■ Objective: Reproduce the listing below, substituting "text-line" for every occurrence of "body-line" and leaving everything else unchanged.

■ Items from a dataset:
[BEGIN]
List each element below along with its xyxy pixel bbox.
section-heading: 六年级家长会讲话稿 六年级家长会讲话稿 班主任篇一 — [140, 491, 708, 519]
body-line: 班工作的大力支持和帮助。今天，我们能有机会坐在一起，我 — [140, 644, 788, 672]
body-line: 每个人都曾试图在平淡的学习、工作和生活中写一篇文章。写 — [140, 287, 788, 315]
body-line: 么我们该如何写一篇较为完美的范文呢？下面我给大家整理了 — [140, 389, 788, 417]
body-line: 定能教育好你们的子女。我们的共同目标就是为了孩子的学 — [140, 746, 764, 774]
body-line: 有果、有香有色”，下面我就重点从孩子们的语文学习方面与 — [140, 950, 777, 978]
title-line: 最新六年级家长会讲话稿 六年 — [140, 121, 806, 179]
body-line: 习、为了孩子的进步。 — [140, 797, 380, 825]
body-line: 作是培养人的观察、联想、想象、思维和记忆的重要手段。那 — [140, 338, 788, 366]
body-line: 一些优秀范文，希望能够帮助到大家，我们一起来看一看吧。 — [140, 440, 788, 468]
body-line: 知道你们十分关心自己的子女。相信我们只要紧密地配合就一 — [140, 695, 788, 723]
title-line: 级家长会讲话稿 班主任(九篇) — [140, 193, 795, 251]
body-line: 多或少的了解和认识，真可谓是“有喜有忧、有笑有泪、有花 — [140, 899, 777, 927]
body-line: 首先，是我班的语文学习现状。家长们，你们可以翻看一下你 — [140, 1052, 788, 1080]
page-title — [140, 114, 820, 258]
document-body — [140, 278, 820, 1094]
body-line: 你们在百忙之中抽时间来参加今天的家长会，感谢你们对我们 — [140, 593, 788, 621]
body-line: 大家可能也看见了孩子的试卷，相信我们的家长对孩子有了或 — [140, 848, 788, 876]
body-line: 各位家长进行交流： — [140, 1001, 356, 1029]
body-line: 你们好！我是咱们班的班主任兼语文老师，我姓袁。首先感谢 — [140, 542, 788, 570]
[END]
■ Answer for the task:
List each element below along with its xyxy pixel bbox.
section-heading: 六年级家长会讲话稿 六年级家长会讲话稿 班主任篇一 — [140, 491, 708, 519]
text-line: 班工作的大力支持和帮助。今天，我们能有机会坐在一起，我 — [140, 644, 788, 672]
text-line: 每个人都曾试图在平淡的学习、工作和生活中写一篇文章。写 — [140, 287, 788, 315]
text-line: 么我们该如何写一篇较为完美的范文呢？下面我给大家整理了 — [140, 389, 788, 417]
text-line: 定能教育好你们的子女。我们的共同目标就是为了孩子的学 — [140, 746, 764, 774]
text-line: 有果、有香有色”，下面我就重点从孩子们的语文学习方面与 — [140, 950, 777, 978]
title-line: 最新六年级家长会讲话稿 六年 — [140, 121, 806, 179]
text-line: 习、为了孩子的进步。 — [140, 797, 380, 825]
text-line: 作是培养人的观察、联想、想象、思维和记忆的重要手段。那 — [140, 338, 788, 366]
text-line: 一些优秀范文，希望能够帮助到大家，我们一起来看一看吧。 — [140, 440, 788, 468]
text-line: 知道你们十分关心自己的子女。相信我们只要紧密地配合就一 — [140, 695, 788, 723]
title-line: 级家长会讲话稿 班主任(九篇) — [140, 193, 795, 251]
text-line: 多或少的了解和认识，真可谓是“有喜有忧、有笑有泪、有花 — [140, 899, 777, 927]
text-line: 首先，是我班的语文学习现状。家长们，你们可以翻看一下你 — [140, 1052, 788, 1080]
page-title — [140, 114, 820, 258]
document-body — [140, 278, 820, 1094]
text-line: 你们在百忙之中抽时间来参加今天的家长会，感谢你们对我们 — [140, 593, 788, 621]
text-line: 大家可能也看见了孩子的试卷，相信我们的家长对孩子有了或 — [140, 848, 788, 876]
text-line: 各位家长进行交流： — [140, 1001, 356, 1029]
text-line: 你们好！我是咱们班的班主任兼语文老师，我姓袁。首先感谢 — [140, 542, 788, 570]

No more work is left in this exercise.